Dataset items:
----------

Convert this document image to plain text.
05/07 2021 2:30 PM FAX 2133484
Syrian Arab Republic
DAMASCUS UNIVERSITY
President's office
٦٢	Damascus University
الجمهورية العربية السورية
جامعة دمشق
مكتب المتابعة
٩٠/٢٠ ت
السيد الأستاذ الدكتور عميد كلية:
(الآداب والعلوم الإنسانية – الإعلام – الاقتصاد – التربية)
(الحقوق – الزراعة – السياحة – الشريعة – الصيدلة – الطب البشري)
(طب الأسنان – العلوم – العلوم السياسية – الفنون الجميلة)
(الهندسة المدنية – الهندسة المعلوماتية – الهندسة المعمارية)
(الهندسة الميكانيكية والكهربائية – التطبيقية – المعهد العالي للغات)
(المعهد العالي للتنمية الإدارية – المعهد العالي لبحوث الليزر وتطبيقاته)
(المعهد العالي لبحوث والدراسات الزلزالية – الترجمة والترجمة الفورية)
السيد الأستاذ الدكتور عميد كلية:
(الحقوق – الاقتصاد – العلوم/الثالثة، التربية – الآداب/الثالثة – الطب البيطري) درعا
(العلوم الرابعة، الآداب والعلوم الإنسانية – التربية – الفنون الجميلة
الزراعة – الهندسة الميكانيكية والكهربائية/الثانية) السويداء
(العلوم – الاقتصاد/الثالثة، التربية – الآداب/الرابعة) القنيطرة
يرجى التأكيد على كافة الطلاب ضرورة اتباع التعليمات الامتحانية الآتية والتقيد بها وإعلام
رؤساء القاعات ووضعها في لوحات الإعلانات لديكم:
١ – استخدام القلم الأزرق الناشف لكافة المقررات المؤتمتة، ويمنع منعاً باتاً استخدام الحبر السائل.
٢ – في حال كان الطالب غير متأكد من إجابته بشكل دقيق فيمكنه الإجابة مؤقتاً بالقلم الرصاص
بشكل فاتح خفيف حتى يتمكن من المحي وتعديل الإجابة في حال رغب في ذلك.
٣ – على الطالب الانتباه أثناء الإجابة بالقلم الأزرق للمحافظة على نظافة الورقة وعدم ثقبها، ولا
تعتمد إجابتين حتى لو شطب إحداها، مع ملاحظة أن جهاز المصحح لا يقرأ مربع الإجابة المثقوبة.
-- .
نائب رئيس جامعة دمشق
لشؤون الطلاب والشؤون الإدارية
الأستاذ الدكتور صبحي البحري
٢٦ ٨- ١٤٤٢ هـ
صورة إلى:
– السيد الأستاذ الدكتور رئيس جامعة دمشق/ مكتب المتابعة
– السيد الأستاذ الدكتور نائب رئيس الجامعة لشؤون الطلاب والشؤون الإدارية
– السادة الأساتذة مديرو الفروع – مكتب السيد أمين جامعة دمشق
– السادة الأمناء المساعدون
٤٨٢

----------

# What you are asked to do:
Copy down the whole of the data above, matching it exactly.

# Answer:
Convert this document image to plain text.
05/07 2021 2:30 PM FAX 2133484
Syrian Arab Republic
DAMASCUS UNIVERSITY
President's office
٦٢	Damascus University
الجمهورية العربية السورية
جامعة دمشق
مكتب المتابعة
٩٠/٢٠ ت
السيد الأستاذ الدكتور عميد كلية:
(الآداب والعلوم الإنسانية – الإعلام – الاقتصاد – التربية)
(الحقوق – الزراعة – السياحة – الشريعة – الصيدلة – الطب البشري)
(طب الأسنان – العلوم – العلوم السياسية – الفنون الجميلة)
(الهندسة المدنية – الهندسة المعلوماتية – الهندسة المعمارية)
(الهندسة الميكانيكية والكهربائية – التطبيقية – المعهد العالي للغات)
(المعهد العالي للتنمية الإدارية – المعهد العالي لبحوث الليزر وتطبيقاته)
(المعهد العالي لبحوث والدراسات الزلزالية – الترجمة والترجمة الفورية)
السيد الأستاذ الدكتور عميد كلية:
(الحقوق – الاقتصاد – العلوم/الثالثة، التربية – الآداب/الثالثة – الطب البيطري) درعا
(العلوم الرابعة، الآداب والعلوم الإنسانية – التربية – الفنون الجميلة
الزراعة – الهندسة الميكانيكية والكهربائية/الثانية) السويداء
(العلوم – الاقتصاد/الثالثة، التربية – الآداب/الرابعة) القنيطرة
يرجى التأكيد على كافة الطلاب ضرورة اتباع التعليمات الامتحانية الآتية والتقيد بها وإعلام
رؤساء القاعات ووضعها في لوحات الإعلانات لديكم:
١ – استخدام القلم الأزرق الناشف لكافة المقررات المؤتمتة، ويمنع منعاً باتاً استخدام الحبر السائل.
٢ – في حال كان الطالب غير متأكد من إجابته بشكل دقيق فيمكنه الإجابة مؤقتاً بالقلم الرصاص
بشكل فاتح خفيف حتى يتمكن من المحي وتعديل الإجابة في حال رغب في ذلك.
٣ – على الطالب الانتباه أثناء الإجابة بالقلم الأزرق للمحافظة على نظافة الورقة وعدم ثقبها، ولا
تعتمد إجابتين حتى لو شطب إحداها، مع ملاحظة أن جهاز المصحح لا يقرأ مربع الإجابة المثقوبة.
-- .
نائب رئيس جامعة دمشق
لشؤون الطلاب والشؤون الإدارية
الأستاذ الدكتور صبحي البحري
٢٦ ٨- ١٤٤٢ هـ
صورة إلى:
– السيد الأستاذ الدكتور رئيس جامعة دمشق/ مكتب المتابعة
– السيد الأستاذ الدكتور نائب رئيس الجامعة لشؤون الطلاب والشؤون الإدارية
– السادة الأساتذة مديرو الفروع – مكتب السيد أمين جامعة دمشق
– السادة الأمناء المساعدون
٤٨٢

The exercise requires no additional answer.